Goal: Across the entries, how many lines have the string "text" in them? Reply with only a number.

Data for the task:
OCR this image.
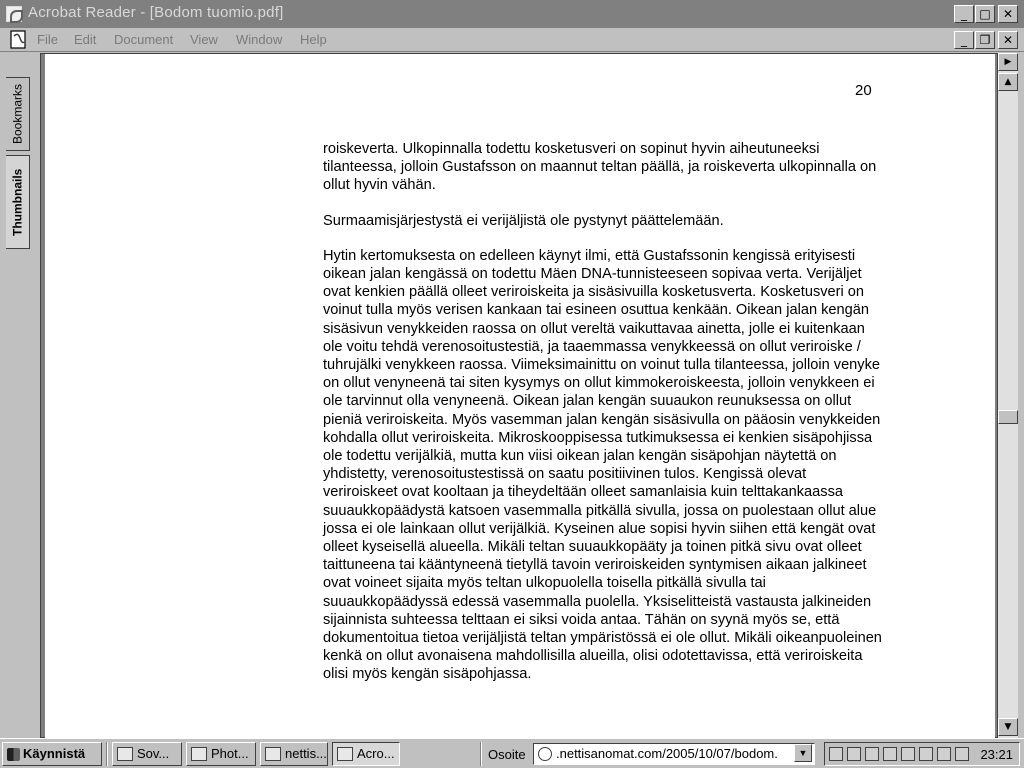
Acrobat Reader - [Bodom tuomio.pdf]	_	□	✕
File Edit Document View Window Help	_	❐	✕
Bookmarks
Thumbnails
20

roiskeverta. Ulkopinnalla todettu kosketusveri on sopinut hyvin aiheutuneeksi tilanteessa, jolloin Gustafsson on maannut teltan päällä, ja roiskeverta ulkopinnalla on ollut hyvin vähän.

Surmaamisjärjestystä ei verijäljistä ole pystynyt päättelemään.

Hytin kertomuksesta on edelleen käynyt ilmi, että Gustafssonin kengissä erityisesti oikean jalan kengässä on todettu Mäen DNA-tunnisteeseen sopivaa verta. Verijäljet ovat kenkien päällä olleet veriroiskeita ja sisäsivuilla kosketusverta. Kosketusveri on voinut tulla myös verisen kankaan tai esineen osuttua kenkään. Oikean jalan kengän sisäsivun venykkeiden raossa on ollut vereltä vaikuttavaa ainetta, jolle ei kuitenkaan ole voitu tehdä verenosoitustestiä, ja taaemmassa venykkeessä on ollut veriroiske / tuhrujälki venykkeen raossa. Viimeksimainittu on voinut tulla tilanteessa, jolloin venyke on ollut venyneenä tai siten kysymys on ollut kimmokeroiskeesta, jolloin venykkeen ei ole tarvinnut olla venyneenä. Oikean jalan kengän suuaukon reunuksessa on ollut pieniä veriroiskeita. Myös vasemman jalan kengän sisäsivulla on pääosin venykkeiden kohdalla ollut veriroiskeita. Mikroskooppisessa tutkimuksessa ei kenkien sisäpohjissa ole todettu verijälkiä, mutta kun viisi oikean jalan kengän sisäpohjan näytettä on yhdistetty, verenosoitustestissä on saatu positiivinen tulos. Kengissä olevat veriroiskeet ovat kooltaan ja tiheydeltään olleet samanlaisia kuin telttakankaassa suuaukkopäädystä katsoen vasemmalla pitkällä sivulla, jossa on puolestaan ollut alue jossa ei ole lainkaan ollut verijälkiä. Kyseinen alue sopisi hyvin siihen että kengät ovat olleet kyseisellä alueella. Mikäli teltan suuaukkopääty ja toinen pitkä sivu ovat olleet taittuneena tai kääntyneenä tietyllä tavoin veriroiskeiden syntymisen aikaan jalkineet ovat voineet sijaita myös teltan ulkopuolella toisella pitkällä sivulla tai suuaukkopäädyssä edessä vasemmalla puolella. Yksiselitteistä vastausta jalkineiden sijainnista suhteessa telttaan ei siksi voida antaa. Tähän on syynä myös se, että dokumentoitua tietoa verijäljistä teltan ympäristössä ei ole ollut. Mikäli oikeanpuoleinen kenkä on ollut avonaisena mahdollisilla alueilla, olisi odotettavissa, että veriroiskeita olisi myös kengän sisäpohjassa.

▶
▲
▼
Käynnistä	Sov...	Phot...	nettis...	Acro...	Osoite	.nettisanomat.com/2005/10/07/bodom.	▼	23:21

* * *

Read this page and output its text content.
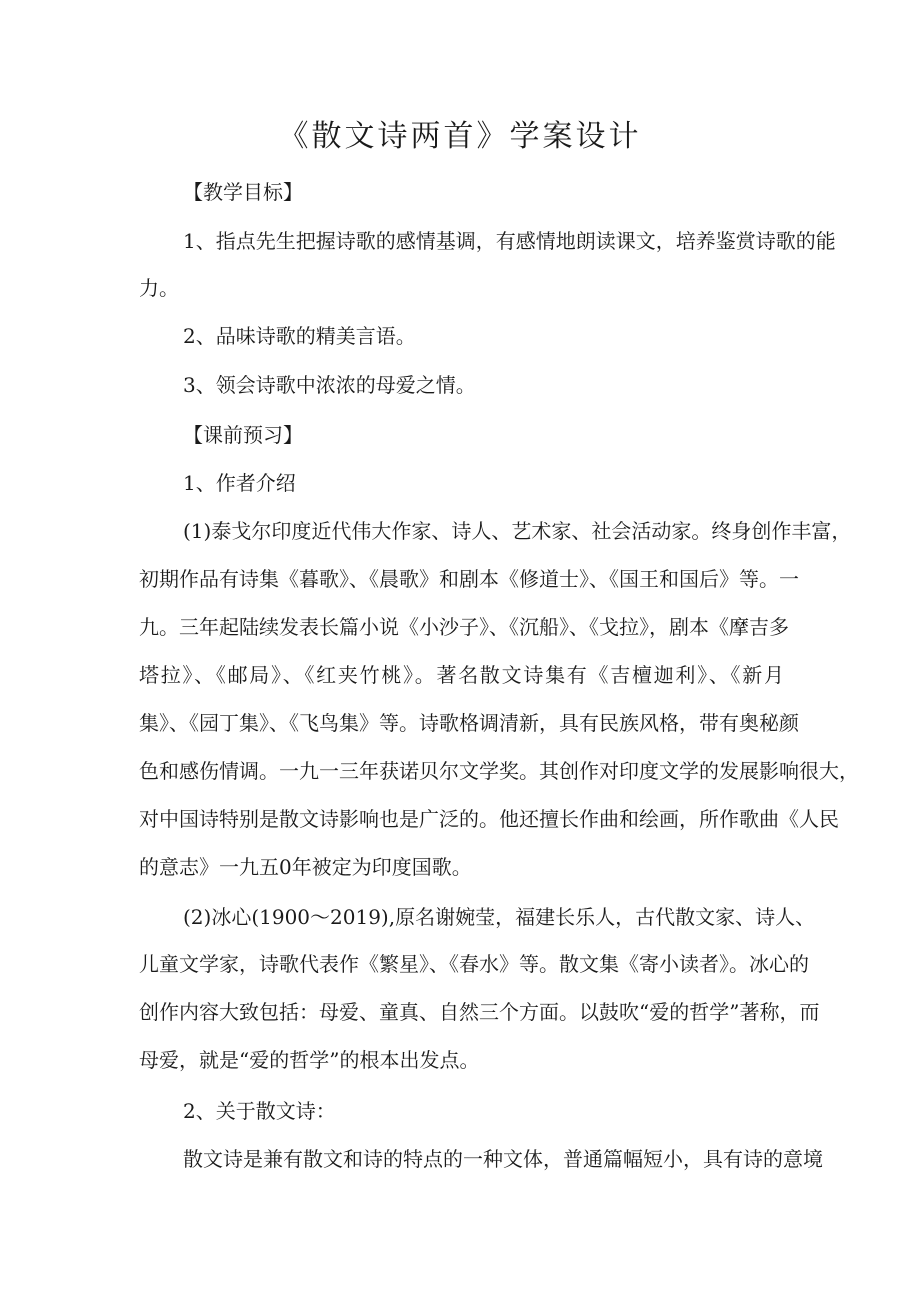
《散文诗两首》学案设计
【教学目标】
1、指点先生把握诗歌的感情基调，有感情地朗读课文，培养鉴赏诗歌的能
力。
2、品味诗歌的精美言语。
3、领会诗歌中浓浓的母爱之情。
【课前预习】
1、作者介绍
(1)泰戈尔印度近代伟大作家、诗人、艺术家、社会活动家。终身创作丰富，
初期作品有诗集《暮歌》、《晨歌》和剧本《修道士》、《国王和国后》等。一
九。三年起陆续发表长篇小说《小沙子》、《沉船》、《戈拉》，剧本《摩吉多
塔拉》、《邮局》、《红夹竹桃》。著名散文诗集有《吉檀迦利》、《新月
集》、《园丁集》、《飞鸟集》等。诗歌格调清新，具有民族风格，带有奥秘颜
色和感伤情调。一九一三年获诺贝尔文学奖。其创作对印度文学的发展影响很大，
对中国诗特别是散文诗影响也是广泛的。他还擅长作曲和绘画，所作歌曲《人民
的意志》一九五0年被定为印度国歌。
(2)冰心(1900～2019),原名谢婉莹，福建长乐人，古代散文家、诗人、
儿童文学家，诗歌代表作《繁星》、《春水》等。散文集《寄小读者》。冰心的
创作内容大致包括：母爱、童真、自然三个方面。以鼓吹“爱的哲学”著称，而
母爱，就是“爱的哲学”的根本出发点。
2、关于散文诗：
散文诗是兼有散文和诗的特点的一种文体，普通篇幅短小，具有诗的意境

==

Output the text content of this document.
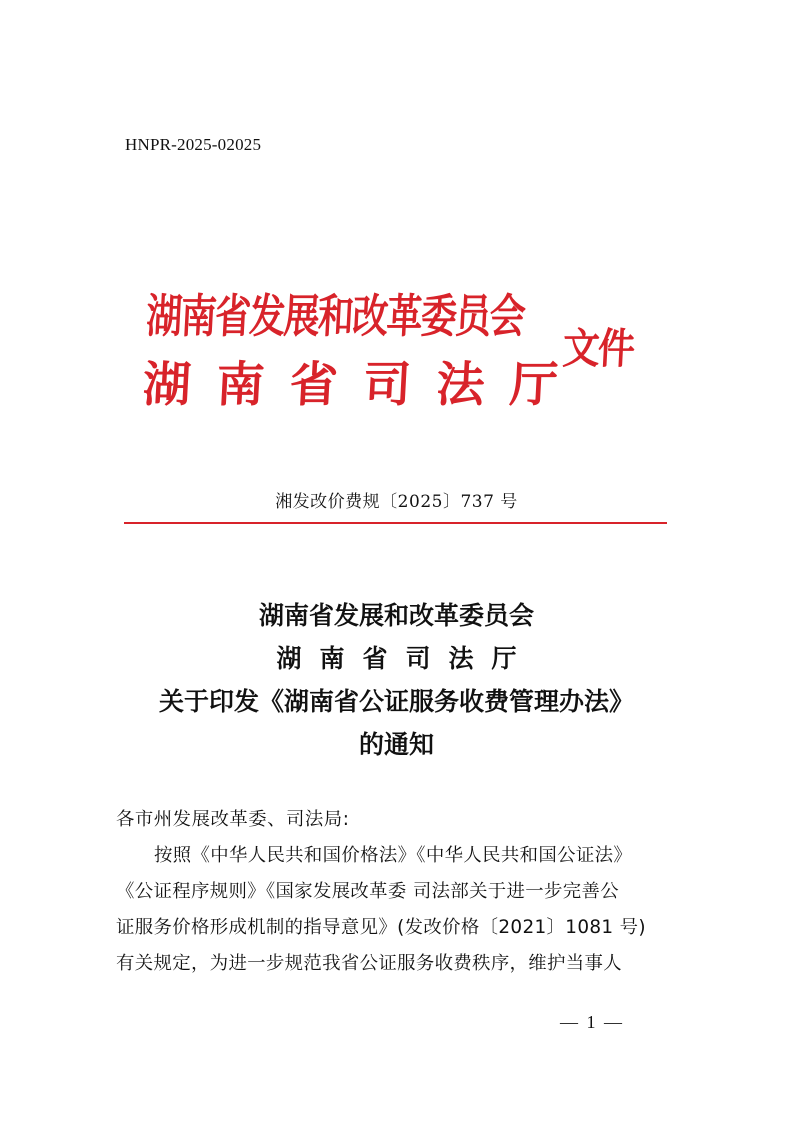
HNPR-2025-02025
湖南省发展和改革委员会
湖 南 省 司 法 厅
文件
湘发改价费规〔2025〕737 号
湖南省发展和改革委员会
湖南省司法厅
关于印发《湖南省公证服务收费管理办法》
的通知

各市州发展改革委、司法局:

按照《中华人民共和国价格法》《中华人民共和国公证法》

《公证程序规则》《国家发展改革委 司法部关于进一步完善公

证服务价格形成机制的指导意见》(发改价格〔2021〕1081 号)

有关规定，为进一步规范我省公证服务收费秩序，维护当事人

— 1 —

The output: 2